▸ **Stated task**
How many lines in the records below contain the word "appscode"? Answer with the number alone.

▸ **Stored data**

* Begin *

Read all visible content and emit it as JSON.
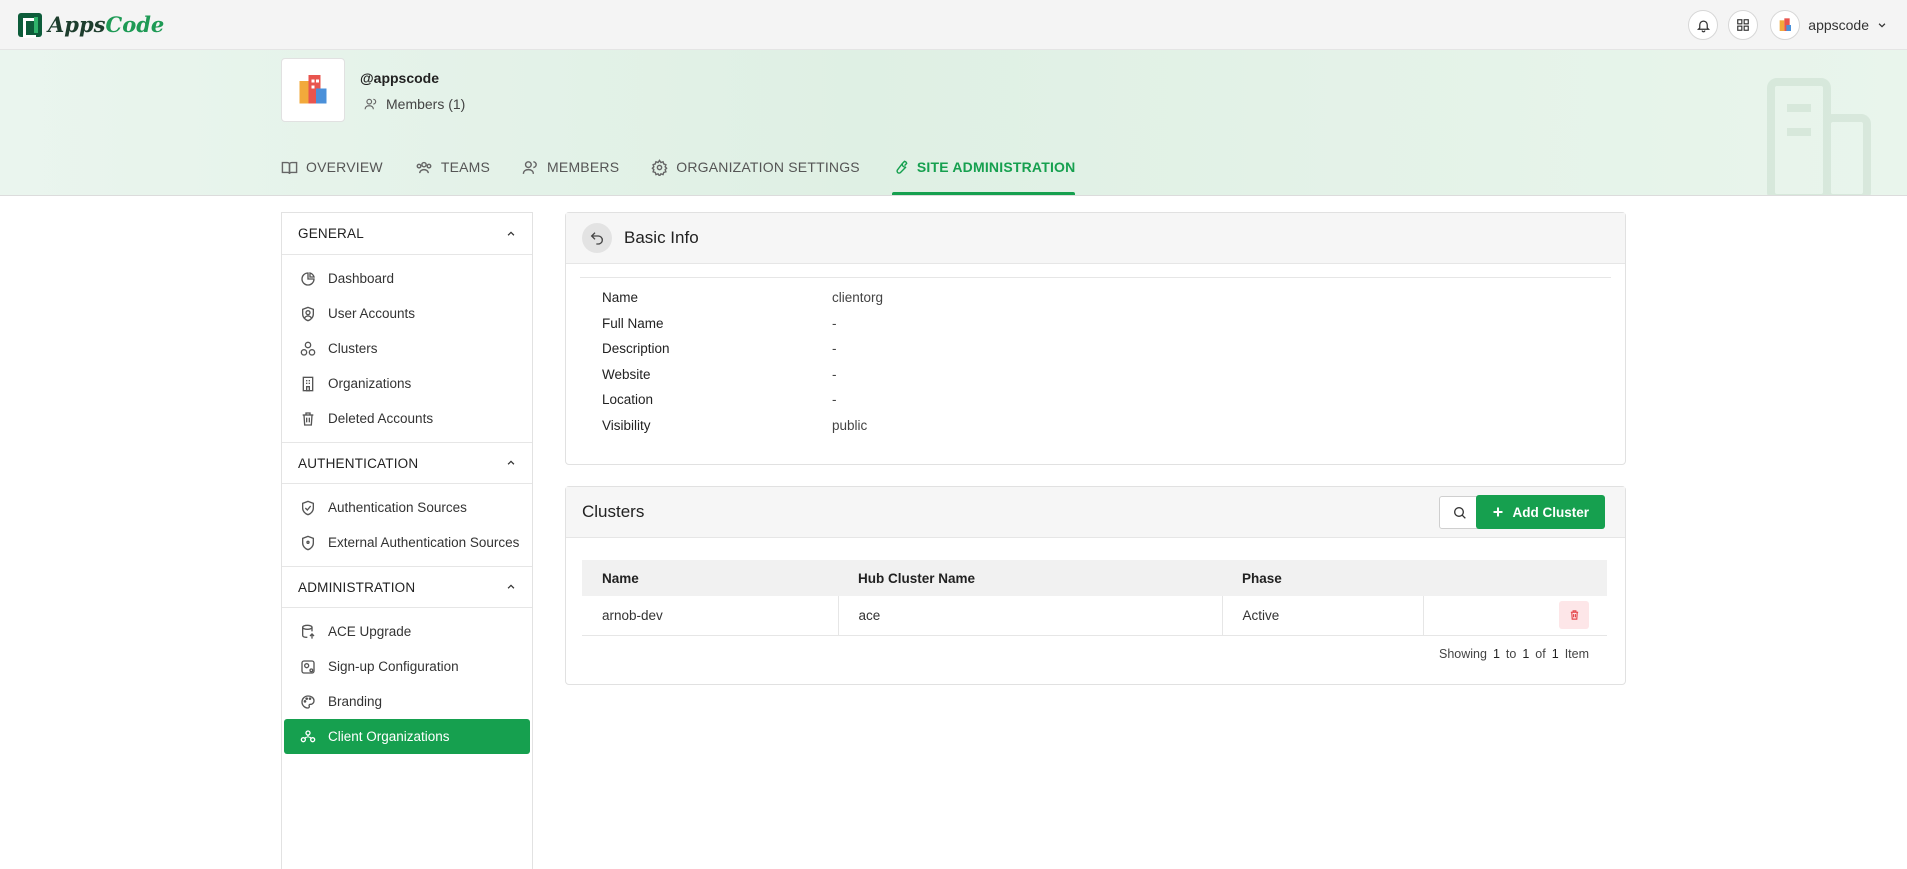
{
  "brand": {
    "name_part1": "Apps",
    "name_part2": "Code"
  },
  "topbar": {
    "user_name": "appscode"
  },
  "org": {
    "handle": "@appscode",
    "members_label": "Members (1)"
  },
  "tabs": [
    {
      "label": "OVERVIEW",
      "icon": "book-icon"
    },
    {
      "label": "TEAMS",
      "icon": "teams-icon"
    },
    {
      "label": "MEMBERS",
      "icon": "members-icon"
    },
    {
      "label": "ORGANIZATION SETTINGS",
      "icon": "gear-icon"
    },
    {
      "label": "SITE ADMINISTRATION",
      "icon": "wrench-icon",
      "active": true
    }
  ],
  "sidebar": {
    "sections": [
      {
        "title": "GENERAL",
        "items": [
          "Dashboard",
          "User Accounts",
          "Clusters",
          "Organizations",
          "Deleted Accounts"
        ]
      },
      {
        "title": "AUTHENTICATION",
        "items": [
          "Authentication Sources",
          "External Authentication Sources"
        ]
      },
      {
        "title": "ADMINISTRATION",
        "items": [
          "ACE Upgrade",
          "Sign-up Configuration",
          "Branding",
          "Client Organizations"
        ]
      }
    ],
    "active_item": "Client Organizations"
  },
  "basic_info": {
    "title": "Basic Info",
    "rows": [
      {
        "label": "Name",
        "value": "clientorg"
      },
      {
        "label": "Full Name",
        "value": "-"
      },
      {
        "label": "Description",
        "value": "-"
      },
      {
        "label": "Website",
        "value": "-"
      },
      {
        "label": "Location",
        "value": "-"
      },
      {
        "label": "Visibility",
        "value": "public"
      }
    ]
  },
  "clusters": {
    "title": "Clusters",
    "add_label": "Add Cluster",
    "columns": [
      "Name",
      "Hub Cluster Name",
      "Phase"
    ],
    "rows": [
      {
        "name": "arnob-dev",
        "hub": "ace",
        "phase": "Active"
      }
    ],
    "pager": {
      "showing": "Showing",
      "from": "1",
      "to_word": "to",
      "to": "1",
      "of_word": "of",
      "total": "1",
      "unit": "Item"
    }
  },
  "colors": {
    "accent": "#16a04f",
    "danger": "#e5484d"
  }
}
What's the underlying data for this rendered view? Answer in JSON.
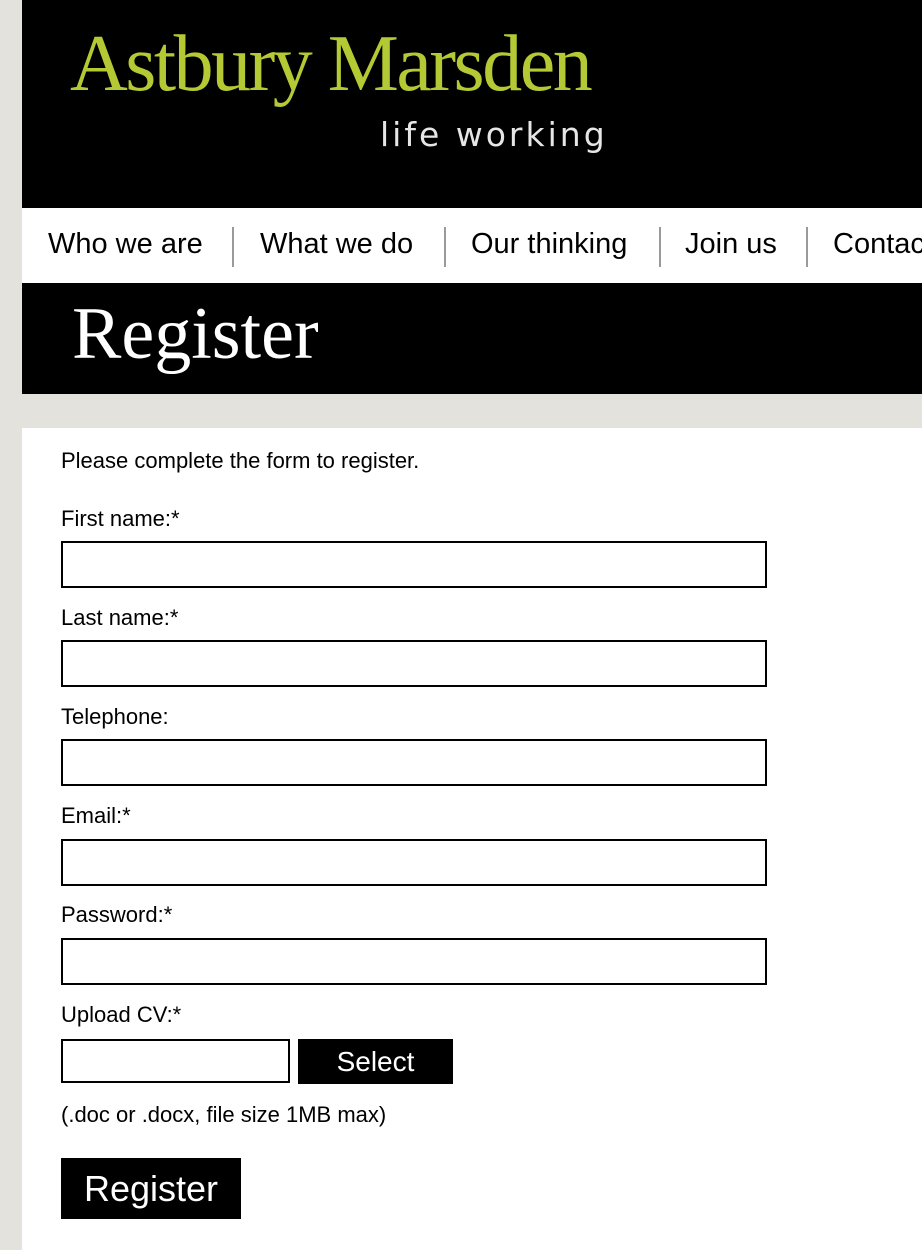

* End *

▸ **The completed task**
2